** What you should do **
In your copy, leave out the pictures and repeat the entries below exactly.

** Records from a collection **
------------------------------------
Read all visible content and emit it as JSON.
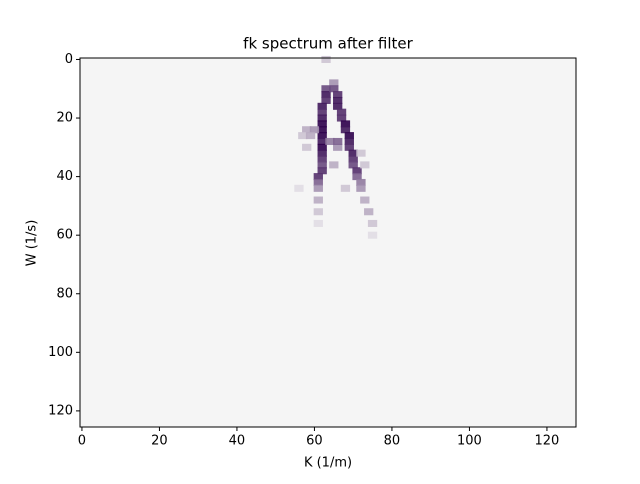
{
  "chart_data": {
    "type": "heatmap",
    "title": "fk spectrum after filter",
    "xlabel": "K (1/m)",
    "ylabel": "W (1/s)",
    "xlim": [
      -0.5,
      127.5
    ],
    "ylim": [
      125.5,
      -0.5
    ],
    "xticks": [
      0,
      20,
      40,
      60,
      80,
      100,
      120
    ],
    "yticks": [
      0,
      20,
      40,
      60,
      80,
      100,
      120
    ],
    "colormap": [
      "#f5f5f5",
      "#2d004b"
    ],
    "x": [
      63,
      63,
      63,
      63,
      62,
      62,
      62,
      62,
      62,
      62,
      62,
      62,
      62,
      62,
      62,
      62,
      61,
      61,
      61,
      61,
      61,
      61,
      65,
      65,
      66,
      66,
      66,
      67,
      67,
      68,
      68,
      69,
      69,
      69,
      70,
      70,
      70,
      71,
      71,
      72,
      72,
      73,
      74,
      75,
      75,
      58,
      60,
      57,
      59,
      58,
      66,
      64,
      66,
      72,
      73,
      65,
      56,
      68
    ],
    "y": [
      0,
      10,
      12,
      14,
      16,
      18,
      20,
      22,
      24,
      26,
      28,
      30,
      32,
      34,
      36,
      38,
      40,
      42,
      44,
      48,
      52,
      56,
      8,
      10,
      12,
      14,
      16,
      18,
      20,
      22,
      24,
      26,
      28,
      30,
      32,
      34,
      36,
      38,
      40,
      42,
      44,
      48,
      52,
      56,
      60,
      24,
      24,
      26,
      26,
      30,
      30,
      28,
      28,
      32,
      36,
      36,
      44,
      44
    ],
    "values": [
      0.2,
      0.7,
      0.9,
      0.8,
      0.9,
      0.8,
      0.9,
      1,
      1,
      1,
      0.9,
      1,
      0.9,
      0.8,
      0.7,
      0.8,
      0.8,
      0.6,
      0.4,
      0.3,
      0.2,
      0.1,
      0.4,
      0.7,
      0.8,
      0.9,
      0.9,
      0.8,
      0.8,
      1,
      0.9,
      1,
      0.9,
      0.8,
      0.9,
      0.8,
      0.7,
      0.8,
      0.6,
      0.5,
      0.4,
      0.3,
      0.3,
      0.2,
      0.1,
      0.3,
      0.4,
      0.2,
      0.3,
      0.2,
      0.4,
      0.5,
      0.6,
      0.2,
      0.2,
      0.3,
      0.1,
      0.2
    ]
  }
}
------------------------------------
** Final answer **
Read all visible content and emit it as JSON.
{
  "chart_data": {
    "type": "heatmap",
    "title": "fk spectrum after filter",
    "xlabel": "K (1/m)",
    "ylabel": "W (1/s)",
    "xlim": [
      -0.5,
      127.5
    ],
    "ylim": [
      125.5,
      -0.5
    ],
    "xticks": [
      0,
      20,
      40,
      60,
      80,
      100,
      120
    ],
    "yticks": [
      0,
      20,
      40,
      60,
      80,
      100,
      120
    ],
    "colormap": [
      "#f5f5f5",
      "#2d004b"
    ],
    "x": [
      63,
      63,
      63,
      63,
      62,
      62,
      62,
      62,
      62,
      62,
      62,
      62,
      62,
      62,
      62,
      62,
      61,
      61,
      61,
      61,
      61,
      61,
      65,
      65,
      66,
      66,
      66,
      67,
      67,
      68,
      68,
      69,
      69,
      69,
      70,
      70,
      70,
      71,
      71,
      72,
      72,
      73,
      74,
      75,
      75,
      58,
      60,
      57,
      59,
      58,
      66,
      64,
      66,
      72,
      73,
      65,
      56,
      68
    ],
    "y": [
      0,
      10,
      12,
      14,
      16,
      18,
      20,
      22,
      24,
      26,
      28,
      30,
      32,
      34,
      36,
      38,
      40,
      42,
      44,
      48,
      52,
      56,
      8,
      10,
      12,
      14,
      16,
      18,
      20,
      22,
      24,
      26,
      28,
      30,
      32,
      34,
      36,
      38,
      40,
      42,
      44,
      48,
      52,
      56,
      60,
      24,
      24,
      26,
      26,
      30,
      30,
      28,
      28,
      32,
      36,
      36,
      44,
      44
    ],
    "values": [
      0.2,
      0.7,
      0.9,
      0.8,
      0.9,
      0.8,
      0.9,
      1,
      1,
      1,
      0.9,
      1,
      0.9,
      0.8,
      0.7,
      0.8,
      0.8,
      0.6,
      0.4,
      0.3,
      0.2,
      0.1,
      0.4,
      0.7,
      0.8,
      0.9,
      0.9,
      0.8,
      0.8,
      1,
      0.9,
      1,
      0.9,
      0.8,
      0.9,
      0.8,
      0.7,
      0.8,
      0.6,
      0.5,
      0.4,
      0.3,
      0.3,
      0.2,
      0.1,
      0.3,
      0.4,
      0.2,
      0.3,
      0.2,
      0.4,
      0.5,
      0.6,
      0.2,
      0.2,
      0.3,
      0.1,
      0.2
    ]
  }
}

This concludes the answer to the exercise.